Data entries
=-=-=-=-=

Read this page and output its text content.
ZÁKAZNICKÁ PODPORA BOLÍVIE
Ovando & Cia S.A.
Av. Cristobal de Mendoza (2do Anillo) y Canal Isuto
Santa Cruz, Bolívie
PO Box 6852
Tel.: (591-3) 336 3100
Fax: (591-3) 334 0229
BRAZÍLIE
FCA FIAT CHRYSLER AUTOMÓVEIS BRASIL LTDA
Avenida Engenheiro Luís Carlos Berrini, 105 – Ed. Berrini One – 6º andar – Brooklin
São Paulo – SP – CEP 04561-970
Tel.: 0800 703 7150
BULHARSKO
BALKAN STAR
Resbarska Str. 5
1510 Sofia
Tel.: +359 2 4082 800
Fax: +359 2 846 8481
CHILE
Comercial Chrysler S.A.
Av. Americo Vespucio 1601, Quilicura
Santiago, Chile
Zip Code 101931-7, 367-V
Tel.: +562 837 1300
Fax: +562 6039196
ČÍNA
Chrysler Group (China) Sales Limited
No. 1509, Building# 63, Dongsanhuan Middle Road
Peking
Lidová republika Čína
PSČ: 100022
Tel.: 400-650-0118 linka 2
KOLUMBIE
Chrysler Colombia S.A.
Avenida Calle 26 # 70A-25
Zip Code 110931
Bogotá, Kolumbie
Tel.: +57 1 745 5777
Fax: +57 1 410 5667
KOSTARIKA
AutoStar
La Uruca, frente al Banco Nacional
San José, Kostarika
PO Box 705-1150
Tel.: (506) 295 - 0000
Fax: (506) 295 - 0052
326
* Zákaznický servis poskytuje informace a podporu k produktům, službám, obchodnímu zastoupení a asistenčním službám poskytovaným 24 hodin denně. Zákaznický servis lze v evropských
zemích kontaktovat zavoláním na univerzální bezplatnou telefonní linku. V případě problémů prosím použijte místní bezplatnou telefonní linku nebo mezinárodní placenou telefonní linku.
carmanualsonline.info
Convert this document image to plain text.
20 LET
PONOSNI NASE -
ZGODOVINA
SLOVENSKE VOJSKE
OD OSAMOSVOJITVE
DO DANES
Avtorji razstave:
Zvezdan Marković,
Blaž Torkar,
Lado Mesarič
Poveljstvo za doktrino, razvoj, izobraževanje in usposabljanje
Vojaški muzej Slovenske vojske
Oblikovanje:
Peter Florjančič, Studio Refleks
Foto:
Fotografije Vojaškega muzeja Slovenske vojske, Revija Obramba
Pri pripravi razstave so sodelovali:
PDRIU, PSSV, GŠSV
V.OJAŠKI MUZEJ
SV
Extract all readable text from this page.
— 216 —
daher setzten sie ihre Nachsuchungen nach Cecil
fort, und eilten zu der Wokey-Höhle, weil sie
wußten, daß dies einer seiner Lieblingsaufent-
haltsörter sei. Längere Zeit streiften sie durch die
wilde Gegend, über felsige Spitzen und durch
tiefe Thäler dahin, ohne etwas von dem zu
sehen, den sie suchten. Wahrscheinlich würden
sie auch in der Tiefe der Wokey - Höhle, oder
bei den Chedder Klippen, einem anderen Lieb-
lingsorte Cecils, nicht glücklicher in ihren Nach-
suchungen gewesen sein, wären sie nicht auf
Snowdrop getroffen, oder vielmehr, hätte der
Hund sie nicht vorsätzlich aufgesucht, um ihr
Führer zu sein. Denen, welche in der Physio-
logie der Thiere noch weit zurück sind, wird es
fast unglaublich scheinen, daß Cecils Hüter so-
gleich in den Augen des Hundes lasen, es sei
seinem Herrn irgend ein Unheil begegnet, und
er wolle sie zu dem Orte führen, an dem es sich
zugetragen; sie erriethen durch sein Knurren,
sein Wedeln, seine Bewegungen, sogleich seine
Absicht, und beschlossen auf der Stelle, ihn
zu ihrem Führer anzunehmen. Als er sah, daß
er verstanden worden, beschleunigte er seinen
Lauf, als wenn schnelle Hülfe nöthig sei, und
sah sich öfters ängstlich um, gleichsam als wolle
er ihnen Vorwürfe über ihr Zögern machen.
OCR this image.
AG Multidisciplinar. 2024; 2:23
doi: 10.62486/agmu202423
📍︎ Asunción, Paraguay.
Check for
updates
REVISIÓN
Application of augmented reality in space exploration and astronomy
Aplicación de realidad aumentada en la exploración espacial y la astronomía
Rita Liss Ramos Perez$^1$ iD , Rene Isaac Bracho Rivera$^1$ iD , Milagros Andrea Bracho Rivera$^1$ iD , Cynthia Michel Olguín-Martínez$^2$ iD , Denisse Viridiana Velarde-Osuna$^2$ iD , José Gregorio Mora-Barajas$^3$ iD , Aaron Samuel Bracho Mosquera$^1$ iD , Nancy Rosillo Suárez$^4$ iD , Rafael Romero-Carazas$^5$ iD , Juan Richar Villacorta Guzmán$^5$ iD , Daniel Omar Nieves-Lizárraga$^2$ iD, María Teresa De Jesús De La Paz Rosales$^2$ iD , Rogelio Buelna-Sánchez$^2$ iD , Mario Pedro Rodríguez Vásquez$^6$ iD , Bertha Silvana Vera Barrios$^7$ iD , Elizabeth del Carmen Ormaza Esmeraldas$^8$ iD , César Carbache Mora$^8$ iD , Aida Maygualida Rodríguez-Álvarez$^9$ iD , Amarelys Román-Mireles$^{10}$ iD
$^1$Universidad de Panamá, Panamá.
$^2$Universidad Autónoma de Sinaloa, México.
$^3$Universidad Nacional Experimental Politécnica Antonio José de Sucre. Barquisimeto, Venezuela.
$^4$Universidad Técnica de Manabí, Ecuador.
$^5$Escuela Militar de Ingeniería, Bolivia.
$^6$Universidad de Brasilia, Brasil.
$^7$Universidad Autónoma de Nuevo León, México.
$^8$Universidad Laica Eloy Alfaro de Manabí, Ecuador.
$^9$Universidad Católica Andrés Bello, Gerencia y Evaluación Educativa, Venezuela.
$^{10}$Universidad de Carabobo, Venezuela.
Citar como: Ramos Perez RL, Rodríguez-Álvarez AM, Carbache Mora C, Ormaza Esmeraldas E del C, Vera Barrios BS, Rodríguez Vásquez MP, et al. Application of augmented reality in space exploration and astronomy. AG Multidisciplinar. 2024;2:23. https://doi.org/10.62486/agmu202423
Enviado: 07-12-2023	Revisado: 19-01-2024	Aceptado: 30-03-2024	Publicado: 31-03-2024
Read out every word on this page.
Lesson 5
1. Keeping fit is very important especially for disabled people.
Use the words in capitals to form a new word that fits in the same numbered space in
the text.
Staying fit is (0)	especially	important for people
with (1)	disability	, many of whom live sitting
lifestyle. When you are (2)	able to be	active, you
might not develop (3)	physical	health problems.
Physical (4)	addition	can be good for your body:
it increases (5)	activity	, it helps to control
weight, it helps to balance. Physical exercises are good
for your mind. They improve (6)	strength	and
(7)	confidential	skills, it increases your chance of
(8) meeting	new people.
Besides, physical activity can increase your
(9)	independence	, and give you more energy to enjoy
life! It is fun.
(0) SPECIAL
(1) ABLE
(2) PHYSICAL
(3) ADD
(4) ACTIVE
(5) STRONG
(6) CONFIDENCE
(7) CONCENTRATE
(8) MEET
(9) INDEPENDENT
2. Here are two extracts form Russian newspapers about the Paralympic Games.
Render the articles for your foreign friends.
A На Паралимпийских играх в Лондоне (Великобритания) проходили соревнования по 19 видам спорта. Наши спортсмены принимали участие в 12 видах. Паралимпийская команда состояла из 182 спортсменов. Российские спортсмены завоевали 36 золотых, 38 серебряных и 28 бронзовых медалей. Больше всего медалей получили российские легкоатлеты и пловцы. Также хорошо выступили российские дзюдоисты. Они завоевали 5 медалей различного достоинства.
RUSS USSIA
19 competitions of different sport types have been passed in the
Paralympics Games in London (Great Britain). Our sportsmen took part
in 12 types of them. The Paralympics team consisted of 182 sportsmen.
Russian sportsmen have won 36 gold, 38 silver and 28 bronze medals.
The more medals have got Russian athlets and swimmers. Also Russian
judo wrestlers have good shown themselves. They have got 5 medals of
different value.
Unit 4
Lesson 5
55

=-=-=-=-=

Copy out each line of the material that holds the word "México".

OUTPUT BELOW.
$^2$Universidad Autónoma de Sinaloa, México.
$^7$Universidad Autónoma de Nuevo León, México.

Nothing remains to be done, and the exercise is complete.